Stored records:
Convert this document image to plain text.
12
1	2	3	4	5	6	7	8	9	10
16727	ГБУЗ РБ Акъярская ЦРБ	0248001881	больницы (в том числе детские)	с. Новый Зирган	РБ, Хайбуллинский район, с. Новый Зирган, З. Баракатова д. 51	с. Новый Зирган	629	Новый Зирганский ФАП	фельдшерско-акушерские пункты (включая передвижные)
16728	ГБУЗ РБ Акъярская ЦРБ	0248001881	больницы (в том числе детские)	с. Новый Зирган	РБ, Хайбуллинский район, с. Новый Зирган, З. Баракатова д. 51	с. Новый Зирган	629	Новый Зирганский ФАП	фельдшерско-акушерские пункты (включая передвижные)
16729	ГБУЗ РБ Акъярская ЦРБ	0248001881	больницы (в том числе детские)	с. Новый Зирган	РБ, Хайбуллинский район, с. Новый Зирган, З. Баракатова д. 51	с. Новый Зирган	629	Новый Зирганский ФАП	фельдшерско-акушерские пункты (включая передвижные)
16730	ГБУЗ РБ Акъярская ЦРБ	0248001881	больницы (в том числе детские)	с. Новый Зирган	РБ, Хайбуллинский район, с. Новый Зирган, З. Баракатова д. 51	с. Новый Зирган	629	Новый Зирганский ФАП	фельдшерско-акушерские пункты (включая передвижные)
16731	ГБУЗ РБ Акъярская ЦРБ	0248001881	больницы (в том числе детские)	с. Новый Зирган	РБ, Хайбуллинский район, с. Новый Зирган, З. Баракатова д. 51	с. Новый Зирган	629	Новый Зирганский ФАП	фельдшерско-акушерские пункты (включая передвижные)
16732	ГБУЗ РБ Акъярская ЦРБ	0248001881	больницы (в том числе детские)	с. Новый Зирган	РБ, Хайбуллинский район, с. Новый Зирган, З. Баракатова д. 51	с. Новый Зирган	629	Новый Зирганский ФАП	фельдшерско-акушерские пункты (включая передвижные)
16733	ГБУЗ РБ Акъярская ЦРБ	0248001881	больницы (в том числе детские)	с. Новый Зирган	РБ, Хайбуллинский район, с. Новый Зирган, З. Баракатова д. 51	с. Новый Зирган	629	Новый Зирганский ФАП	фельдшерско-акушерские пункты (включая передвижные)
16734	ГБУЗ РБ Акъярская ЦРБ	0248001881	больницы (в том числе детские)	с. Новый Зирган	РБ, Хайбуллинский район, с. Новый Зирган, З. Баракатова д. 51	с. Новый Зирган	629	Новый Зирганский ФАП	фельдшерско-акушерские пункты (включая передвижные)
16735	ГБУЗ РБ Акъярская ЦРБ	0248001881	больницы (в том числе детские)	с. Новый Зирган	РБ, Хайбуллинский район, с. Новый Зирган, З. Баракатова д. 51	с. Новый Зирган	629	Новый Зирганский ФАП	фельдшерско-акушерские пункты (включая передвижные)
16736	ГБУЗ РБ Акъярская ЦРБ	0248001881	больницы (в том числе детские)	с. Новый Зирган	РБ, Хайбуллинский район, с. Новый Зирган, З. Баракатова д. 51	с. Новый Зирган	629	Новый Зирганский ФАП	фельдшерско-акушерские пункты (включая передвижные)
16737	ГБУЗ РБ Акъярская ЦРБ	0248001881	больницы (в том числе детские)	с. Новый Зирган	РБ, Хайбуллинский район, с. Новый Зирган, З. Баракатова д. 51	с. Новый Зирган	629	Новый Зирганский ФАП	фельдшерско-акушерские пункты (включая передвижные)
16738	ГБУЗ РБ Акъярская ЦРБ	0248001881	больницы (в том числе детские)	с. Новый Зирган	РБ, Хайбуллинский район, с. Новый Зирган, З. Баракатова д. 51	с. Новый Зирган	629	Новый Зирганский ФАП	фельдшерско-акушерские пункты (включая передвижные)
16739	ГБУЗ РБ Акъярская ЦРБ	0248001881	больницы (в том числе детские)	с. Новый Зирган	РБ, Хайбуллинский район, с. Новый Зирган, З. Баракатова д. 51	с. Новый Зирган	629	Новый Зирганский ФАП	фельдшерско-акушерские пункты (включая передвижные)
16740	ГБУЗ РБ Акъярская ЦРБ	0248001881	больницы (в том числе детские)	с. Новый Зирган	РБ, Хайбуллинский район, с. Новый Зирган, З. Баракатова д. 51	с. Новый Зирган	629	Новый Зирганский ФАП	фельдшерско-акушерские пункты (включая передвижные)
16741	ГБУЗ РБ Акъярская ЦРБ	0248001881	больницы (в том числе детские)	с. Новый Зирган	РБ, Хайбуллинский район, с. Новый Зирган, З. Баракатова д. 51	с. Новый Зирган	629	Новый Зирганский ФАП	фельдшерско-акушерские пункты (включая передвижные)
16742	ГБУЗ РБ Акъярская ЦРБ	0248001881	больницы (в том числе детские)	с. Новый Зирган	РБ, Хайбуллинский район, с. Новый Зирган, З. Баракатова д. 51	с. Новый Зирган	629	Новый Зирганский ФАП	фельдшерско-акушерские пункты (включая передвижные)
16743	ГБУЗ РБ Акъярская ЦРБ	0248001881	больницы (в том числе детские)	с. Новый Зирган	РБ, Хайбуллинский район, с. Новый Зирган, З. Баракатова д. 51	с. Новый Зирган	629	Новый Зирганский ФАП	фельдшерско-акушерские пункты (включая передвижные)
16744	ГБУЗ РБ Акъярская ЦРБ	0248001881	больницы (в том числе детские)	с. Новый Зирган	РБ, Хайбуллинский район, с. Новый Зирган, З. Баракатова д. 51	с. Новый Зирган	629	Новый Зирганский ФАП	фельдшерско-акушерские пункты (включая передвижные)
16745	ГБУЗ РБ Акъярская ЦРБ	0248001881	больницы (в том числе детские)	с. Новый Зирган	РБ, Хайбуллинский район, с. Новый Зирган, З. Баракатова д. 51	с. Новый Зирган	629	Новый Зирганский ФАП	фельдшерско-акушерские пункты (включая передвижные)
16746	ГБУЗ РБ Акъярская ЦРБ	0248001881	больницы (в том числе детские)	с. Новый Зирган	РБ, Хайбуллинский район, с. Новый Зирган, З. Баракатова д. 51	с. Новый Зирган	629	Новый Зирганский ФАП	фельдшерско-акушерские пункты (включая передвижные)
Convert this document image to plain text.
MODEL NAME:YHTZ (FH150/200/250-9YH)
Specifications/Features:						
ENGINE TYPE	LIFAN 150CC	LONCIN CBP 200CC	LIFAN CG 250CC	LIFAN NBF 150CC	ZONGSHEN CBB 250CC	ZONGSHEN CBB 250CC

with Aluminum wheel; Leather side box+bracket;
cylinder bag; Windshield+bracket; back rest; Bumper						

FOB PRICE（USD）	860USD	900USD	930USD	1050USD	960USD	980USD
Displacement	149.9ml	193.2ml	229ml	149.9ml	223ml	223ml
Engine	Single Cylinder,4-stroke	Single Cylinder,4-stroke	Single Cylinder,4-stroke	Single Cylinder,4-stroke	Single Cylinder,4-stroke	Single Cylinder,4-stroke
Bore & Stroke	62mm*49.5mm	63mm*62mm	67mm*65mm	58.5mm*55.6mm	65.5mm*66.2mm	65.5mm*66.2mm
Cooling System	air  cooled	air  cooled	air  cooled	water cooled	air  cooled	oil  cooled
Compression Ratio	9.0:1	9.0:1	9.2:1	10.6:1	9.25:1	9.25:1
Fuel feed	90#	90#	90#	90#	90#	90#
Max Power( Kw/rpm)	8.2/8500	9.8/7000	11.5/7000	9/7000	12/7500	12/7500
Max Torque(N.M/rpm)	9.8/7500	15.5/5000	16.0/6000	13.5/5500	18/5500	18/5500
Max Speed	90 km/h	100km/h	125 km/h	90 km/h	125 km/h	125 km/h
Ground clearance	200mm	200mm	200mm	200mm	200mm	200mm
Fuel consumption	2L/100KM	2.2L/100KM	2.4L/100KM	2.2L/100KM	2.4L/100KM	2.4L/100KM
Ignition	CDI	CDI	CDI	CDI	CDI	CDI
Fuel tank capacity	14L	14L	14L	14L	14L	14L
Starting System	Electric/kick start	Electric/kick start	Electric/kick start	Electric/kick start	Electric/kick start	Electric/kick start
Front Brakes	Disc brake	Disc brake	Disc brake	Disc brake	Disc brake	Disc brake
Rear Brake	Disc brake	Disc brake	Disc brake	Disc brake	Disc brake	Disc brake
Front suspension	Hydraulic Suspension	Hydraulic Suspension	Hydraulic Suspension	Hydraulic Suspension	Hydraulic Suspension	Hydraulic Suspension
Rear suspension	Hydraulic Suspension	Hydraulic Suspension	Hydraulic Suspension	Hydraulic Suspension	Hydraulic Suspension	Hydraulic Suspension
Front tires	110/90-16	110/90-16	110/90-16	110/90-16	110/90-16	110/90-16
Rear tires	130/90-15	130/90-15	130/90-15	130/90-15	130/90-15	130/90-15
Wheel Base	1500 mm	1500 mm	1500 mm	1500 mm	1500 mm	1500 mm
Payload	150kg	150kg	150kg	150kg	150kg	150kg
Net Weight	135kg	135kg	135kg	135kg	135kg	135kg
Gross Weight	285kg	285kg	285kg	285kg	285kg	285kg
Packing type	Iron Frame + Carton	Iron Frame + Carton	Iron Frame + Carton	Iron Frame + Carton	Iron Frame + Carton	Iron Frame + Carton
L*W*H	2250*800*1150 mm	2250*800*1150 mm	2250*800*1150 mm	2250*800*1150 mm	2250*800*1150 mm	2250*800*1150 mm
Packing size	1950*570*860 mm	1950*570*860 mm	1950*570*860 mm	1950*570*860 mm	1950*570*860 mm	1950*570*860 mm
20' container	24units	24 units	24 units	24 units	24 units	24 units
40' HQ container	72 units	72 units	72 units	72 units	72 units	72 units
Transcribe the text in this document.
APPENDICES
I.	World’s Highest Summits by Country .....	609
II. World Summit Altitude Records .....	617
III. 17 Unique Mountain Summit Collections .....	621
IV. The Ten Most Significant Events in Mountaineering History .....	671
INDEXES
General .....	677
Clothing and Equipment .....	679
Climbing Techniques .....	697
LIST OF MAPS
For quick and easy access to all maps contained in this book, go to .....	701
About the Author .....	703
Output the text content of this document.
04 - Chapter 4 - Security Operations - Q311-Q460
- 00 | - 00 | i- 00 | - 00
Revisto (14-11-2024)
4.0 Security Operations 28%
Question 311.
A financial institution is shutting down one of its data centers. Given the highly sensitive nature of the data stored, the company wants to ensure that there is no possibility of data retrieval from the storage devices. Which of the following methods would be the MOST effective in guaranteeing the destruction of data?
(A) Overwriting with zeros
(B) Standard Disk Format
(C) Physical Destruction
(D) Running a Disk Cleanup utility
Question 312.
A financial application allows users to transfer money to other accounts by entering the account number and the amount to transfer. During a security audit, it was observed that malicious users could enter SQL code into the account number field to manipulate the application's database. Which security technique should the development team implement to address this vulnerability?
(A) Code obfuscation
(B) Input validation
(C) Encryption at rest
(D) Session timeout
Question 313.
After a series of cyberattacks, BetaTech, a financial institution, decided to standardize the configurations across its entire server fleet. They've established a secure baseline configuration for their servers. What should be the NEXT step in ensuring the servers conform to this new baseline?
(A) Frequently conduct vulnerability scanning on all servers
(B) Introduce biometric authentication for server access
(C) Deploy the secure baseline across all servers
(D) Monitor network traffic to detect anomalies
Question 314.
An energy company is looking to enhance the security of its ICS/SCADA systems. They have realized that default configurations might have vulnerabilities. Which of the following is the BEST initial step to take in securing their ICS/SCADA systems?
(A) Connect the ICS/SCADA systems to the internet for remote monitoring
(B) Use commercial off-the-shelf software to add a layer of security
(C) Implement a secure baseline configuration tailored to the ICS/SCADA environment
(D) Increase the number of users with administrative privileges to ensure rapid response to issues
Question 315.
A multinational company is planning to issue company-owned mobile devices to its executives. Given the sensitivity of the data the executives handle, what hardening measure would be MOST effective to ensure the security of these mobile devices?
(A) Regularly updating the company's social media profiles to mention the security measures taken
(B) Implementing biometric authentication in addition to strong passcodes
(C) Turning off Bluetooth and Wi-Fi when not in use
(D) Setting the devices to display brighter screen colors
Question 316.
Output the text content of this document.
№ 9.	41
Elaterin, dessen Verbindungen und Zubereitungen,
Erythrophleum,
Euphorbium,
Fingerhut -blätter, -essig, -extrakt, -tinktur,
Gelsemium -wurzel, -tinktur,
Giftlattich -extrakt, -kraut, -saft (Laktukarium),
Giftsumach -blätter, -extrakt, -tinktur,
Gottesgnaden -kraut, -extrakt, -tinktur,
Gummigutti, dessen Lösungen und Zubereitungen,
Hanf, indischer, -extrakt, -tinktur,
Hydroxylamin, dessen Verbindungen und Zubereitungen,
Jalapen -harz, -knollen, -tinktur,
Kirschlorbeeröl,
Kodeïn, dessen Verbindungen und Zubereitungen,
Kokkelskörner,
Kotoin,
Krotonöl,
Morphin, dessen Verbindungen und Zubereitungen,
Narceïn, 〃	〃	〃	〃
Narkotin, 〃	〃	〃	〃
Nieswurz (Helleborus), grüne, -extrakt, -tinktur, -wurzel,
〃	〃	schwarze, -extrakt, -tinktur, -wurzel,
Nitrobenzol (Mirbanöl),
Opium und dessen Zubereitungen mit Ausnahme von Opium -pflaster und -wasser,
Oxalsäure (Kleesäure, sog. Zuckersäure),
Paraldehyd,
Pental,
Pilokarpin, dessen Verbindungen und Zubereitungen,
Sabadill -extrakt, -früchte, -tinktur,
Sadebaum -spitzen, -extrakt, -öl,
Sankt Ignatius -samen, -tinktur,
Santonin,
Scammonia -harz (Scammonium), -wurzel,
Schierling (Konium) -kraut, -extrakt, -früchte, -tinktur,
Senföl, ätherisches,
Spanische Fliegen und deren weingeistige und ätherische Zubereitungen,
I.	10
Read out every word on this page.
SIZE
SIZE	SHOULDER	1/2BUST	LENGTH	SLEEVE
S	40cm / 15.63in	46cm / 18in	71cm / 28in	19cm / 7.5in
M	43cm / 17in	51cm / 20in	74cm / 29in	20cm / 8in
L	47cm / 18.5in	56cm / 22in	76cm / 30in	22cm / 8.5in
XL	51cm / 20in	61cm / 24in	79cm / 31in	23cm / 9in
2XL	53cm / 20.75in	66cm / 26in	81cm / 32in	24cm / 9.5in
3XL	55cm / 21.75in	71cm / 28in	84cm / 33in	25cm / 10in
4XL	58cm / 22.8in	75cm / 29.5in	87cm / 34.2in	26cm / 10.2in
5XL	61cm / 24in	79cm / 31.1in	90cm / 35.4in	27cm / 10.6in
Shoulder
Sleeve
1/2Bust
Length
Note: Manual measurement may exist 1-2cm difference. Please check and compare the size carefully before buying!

Aim – For the material, find the number of lines holding the word "SCADA" and give that figure and nothing more.

Answer for the task – 3